● Prompt
Show every line from the entries that follow which holds the word "cells".

Records from a data source:
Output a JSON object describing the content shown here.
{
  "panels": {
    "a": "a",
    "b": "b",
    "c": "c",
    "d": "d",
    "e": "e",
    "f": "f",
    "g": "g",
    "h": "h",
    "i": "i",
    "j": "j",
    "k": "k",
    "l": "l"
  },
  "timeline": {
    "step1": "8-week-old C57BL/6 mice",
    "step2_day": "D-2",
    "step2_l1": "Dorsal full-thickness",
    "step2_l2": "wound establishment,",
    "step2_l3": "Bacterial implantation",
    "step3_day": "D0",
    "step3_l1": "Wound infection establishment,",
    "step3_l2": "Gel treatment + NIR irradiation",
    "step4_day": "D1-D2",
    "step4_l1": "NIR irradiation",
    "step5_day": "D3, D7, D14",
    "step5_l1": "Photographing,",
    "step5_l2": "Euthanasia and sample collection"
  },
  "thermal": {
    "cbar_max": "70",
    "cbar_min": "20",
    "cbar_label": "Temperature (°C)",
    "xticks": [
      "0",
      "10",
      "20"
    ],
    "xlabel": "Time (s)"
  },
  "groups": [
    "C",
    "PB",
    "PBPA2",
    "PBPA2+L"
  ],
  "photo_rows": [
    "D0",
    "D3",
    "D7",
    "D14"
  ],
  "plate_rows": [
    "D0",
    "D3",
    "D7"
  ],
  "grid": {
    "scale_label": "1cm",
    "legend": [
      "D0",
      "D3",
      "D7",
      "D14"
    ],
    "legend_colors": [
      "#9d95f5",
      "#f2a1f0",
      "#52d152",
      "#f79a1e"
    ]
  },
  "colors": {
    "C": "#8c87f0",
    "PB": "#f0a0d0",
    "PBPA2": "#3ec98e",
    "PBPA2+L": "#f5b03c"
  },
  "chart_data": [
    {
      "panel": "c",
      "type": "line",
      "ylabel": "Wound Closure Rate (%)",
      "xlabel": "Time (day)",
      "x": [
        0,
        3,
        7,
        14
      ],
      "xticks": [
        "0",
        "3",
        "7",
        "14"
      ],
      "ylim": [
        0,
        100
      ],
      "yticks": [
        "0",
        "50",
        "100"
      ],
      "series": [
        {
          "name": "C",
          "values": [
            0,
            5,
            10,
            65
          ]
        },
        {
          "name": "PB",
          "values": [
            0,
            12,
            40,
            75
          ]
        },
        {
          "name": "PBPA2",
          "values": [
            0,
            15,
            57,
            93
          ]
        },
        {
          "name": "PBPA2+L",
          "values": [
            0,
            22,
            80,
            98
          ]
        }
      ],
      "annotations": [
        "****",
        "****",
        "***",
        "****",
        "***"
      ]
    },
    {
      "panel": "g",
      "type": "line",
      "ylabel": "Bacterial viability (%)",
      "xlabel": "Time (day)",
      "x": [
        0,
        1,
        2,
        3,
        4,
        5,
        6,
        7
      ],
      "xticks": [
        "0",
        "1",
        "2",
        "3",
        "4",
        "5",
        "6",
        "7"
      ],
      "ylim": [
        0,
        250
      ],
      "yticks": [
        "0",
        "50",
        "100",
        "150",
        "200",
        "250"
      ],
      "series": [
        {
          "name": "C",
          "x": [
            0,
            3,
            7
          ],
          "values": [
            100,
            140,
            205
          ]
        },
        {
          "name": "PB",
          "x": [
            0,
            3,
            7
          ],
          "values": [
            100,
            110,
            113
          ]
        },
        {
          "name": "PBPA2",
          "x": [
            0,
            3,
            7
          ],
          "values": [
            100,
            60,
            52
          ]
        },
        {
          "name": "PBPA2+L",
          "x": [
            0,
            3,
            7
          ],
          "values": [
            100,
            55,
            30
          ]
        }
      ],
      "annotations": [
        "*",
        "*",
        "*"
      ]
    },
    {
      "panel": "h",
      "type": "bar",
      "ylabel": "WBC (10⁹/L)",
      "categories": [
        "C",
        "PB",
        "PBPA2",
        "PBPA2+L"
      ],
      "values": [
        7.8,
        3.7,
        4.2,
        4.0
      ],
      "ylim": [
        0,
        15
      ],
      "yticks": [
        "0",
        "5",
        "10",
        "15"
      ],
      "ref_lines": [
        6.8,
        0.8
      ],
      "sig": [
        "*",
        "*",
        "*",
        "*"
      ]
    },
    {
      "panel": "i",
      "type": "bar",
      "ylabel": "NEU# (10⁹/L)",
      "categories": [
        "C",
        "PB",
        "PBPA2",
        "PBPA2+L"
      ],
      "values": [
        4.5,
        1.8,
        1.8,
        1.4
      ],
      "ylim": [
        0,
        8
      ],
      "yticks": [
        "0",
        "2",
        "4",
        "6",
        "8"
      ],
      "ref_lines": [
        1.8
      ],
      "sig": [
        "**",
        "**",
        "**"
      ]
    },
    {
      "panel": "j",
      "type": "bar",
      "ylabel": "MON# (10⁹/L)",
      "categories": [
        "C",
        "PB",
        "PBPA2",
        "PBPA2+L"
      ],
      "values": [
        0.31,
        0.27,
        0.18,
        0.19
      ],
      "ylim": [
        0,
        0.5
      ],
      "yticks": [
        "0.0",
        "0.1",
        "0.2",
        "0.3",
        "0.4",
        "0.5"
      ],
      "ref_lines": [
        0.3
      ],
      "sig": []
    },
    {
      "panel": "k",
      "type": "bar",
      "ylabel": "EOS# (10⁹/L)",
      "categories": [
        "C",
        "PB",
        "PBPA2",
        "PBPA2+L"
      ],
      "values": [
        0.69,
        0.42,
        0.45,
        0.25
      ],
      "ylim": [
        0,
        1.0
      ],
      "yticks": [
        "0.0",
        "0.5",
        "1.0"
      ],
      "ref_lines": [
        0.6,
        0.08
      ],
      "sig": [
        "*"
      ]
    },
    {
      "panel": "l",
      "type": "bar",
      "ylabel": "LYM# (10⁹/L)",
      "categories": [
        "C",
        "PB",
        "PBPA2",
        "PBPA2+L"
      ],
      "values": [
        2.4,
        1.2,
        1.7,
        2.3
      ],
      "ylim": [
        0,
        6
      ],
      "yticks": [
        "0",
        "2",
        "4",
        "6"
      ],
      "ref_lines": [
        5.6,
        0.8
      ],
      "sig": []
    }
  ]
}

---

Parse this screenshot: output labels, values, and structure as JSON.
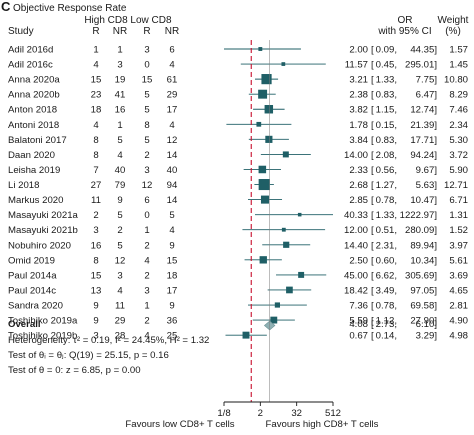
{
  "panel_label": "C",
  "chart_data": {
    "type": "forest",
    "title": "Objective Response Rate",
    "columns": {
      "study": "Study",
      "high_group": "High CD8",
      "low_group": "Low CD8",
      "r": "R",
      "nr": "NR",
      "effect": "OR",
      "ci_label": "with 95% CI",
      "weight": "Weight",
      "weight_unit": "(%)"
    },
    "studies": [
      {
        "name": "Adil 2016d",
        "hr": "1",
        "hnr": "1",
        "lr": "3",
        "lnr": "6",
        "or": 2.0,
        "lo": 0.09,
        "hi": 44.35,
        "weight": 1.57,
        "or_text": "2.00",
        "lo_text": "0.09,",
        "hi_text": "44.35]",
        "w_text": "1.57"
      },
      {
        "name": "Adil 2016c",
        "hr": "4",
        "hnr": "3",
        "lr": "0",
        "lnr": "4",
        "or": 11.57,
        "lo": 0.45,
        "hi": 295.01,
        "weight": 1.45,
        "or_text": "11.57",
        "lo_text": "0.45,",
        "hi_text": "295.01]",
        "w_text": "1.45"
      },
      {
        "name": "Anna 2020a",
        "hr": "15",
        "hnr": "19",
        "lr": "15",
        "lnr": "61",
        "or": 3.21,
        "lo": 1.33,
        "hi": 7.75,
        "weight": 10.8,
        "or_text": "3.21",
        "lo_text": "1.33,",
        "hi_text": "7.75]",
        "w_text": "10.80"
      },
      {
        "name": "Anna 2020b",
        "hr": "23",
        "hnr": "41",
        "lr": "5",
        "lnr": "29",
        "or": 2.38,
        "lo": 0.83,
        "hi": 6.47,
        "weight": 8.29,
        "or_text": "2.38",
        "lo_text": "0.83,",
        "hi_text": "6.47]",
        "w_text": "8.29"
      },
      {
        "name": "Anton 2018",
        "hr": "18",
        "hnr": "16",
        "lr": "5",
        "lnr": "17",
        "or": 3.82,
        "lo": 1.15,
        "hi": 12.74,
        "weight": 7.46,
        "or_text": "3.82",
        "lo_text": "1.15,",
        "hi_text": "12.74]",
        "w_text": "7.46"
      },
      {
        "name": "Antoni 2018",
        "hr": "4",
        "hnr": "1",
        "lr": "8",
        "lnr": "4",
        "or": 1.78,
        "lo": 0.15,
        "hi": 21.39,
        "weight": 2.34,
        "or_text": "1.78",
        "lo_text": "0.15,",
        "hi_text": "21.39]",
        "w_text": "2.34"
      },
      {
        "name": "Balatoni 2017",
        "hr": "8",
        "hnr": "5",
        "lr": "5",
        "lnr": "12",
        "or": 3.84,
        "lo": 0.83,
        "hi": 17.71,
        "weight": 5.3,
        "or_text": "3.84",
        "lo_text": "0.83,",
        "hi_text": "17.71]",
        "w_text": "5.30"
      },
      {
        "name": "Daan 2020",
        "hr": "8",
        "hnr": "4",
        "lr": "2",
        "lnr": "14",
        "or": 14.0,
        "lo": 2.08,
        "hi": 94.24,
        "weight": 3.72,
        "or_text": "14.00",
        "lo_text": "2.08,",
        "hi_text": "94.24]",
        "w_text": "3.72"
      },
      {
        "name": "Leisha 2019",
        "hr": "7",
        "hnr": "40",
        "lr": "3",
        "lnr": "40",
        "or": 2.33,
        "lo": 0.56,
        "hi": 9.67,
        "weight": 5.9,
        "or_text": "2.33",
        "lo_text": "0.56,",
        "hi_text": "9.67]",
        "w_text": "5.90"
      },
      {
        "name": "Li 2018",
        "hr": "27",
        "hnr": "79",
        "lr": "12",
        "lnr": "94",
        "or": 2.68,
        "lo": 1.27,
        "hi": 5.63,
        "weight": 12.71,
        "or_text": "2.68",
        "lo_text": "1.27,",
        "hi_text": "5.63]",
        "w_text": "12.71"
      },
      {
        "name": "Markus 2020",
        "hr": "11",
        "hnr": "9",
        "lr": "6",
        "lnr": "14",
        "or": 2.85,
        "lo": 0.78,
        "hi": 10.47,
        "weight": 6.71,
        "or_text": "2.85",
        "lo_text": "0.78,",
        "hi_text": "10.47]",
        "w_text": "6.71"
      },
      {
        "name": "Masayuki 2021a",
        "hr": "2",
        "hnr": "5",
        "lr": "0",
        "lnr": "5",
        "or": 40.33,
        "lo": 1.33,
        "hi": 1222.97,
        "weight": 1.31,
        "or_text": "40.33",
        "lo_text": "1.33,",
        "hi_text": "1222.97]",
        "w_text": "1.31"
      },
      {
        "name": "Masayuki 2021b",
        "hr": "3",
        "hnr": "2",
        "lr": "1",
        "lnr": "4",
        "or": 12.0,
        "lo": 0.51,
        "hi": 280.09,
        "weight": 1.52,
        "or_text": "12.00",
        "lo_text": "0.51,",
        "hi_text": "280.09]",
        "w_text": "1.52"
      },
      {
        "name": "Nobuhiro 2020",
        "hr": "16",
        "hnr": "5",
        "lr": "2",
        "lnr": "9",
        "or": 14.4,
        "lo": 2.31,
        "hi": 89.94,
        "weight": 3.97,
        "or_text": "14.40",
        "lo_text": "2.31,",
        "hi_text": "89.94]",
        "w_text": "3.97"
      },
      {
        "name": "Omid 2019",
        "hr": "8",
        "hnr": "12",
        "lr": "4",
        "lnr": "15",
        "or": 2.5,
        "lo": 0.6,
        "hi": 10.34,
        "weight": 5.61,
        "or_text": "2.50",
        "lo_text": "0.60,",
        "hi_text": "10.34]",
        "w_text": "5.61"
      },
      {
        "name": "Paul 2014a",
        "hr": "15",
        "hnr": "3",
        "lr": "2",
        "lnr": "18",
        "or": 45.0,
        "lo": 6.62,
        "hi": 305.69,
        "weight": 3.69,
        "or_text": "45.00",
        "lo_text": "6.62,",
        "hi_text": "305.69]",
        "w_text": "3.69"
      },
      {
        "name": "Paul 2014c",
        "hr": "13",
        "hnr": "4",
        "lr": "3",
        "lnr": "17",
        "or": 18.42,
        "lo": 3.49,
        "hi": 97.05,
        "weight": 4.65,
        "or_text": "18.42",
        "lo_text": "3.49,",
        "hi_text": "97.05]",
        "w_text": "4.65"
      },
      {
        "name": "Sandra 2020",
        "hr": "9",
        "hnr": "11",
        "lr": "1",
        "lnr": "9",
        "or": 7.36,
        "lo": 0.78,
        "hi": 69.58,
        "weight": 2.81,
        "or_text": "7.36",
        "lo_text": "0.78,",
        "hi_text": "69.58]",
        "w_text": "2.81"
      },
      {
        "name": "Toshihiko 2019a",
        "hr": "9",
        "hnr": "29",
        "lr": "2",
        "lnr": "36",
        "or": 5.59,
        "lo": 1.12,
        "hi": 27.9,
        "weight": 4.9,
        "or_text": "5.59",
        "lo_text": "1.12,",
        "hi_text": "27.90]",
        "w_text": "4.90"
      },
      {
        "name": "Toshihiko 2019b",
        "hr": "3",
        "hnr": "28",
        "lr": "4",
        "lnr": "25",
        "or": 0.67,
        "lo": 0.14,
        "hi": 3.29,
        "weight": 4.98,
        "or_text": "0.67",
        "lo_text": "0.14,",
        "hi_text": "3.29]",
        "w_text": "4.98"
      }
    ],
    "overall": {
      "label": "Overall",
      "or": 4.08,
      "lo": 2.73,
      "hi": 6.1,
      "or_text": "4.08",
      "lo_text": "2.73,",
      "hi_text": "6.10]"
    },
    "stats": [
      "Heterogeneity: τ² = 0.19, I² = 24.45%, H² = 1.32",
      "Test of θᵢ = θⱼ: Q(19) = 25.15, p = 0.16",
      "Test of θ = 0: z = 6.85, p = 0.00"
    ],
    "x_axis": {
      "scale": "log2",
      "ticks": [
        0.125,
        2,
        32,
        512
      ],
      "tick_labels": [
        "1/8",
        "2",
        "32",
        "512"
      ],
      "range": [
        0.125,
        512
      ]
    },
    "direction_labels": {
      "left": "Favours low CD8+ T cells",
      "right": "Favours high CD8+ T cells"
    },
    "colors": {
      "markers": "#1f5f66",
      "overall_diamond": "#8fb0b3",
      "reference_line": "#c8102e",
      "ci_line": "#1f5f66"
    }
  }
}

● Reply
      "left": "Favours low CD8+ T cells",
      "right": "Favours high CD8+ T cells"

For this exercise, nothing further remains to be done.